Pick out every line in the data below that holds "title".
※
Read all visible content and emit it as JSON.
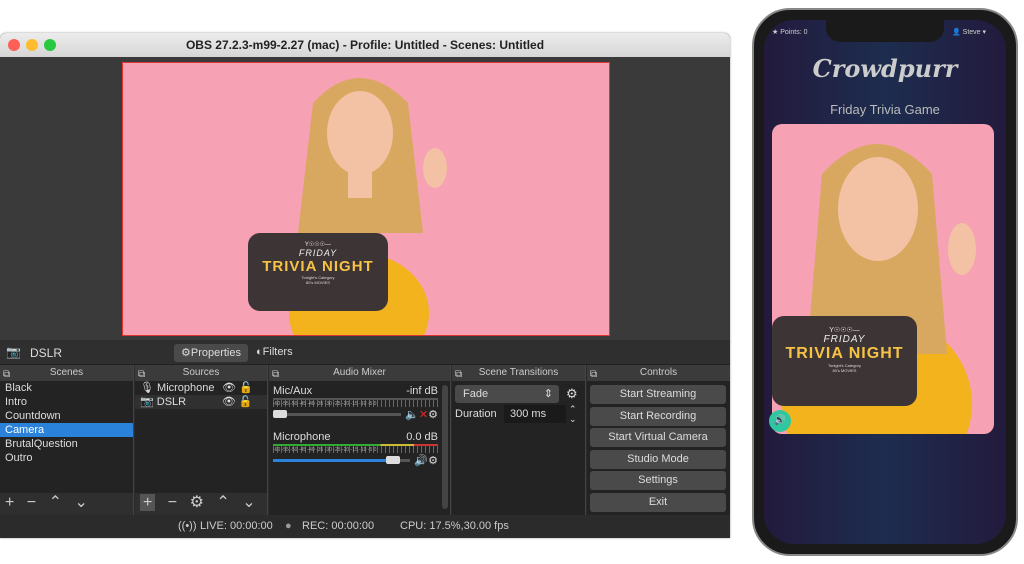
{
  "window": {
    "title": "OBS 27.2.3-m99-2.27 (mac) - Profile: Untitled - Scenes: Untitled"
  },
  "overlay": {
    "top": "Y☉☉☉—",
    "friday": "FRIDAY",
    "trivia": "TRIVIA NIGHT",
    "category_label": "Tonight's Category",
    "category": "80's MOVIES"
  },
  "source_bar": {
    "selected_source": "DSLR",
    "properties": "Properties",
    "filters": "Filters"
  },
  "scenes": {
    "title": "Scenes",
    "items": [
      "Black",
      "Intro",
      "Countdown",
      "Camera",
      "BrutalQuestion",
      "Outro"
    ],
    "selected": "Camera"
  },
  "sources": {
    "title": "Sources",
    "items": [
      "Microphone",
      "DSLR"
    ]
  },
  "audio": {
    "title": "Audio Mixer",
    "ticks": "-60 -55 -50 -45 -40 -35 -30 -25 -20 -15 -10 -5 0",
    "channels": [
      {
        "name": "Mic/Aux",
        "level": "-inf dB",
        "volume": 0.05,
        "muted": true
      },
      {
        "name": "Microphone",
        "level": "0.0 dB",
        "volume": 0.92,
        "muted": false
      }
    ]
  },
  "transitions": {
    "title": "Scene Transitions",
    "type": "Fade",
    "duration_label": "Duration",
    "duration": "300 ms"
  },
  "controls": {
    "title": "Controls",
    "buttons": [
      "Start Streaming",
      "Start Recording",
      "Start Virtual Camera",
      "Studio Mode",
      "Settings",
      "Exit"
    ]
  },
  "status": {
    "live": "LIVE: 00:00:00",
    "rec": "REC: 00:00:00",
    "cpu": "CPU: 17.5%,30.00 fps"
  },
  "phone": {
    "points": "Points: 0",
    "user": "Steve",
    "brand": "Crowdpurr",
    "game": "Friday Trivia Game"
  },
  "colors": {
    "accent": "#2a82da",
    "pink": "#f7a1b4",
    "sound_button": "#2fc7a0"
  }
}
※
**Solution below:**
    "title": "OBS 27.2.3-m99-2.27 (mac) - Profile: Untitled - Scenes: Untitled"
    "title": "Scenes",
    "title": "Sources",
    "title": "Audio Mixer",
    "title": "Scene Transitions",
    "title": "Controls",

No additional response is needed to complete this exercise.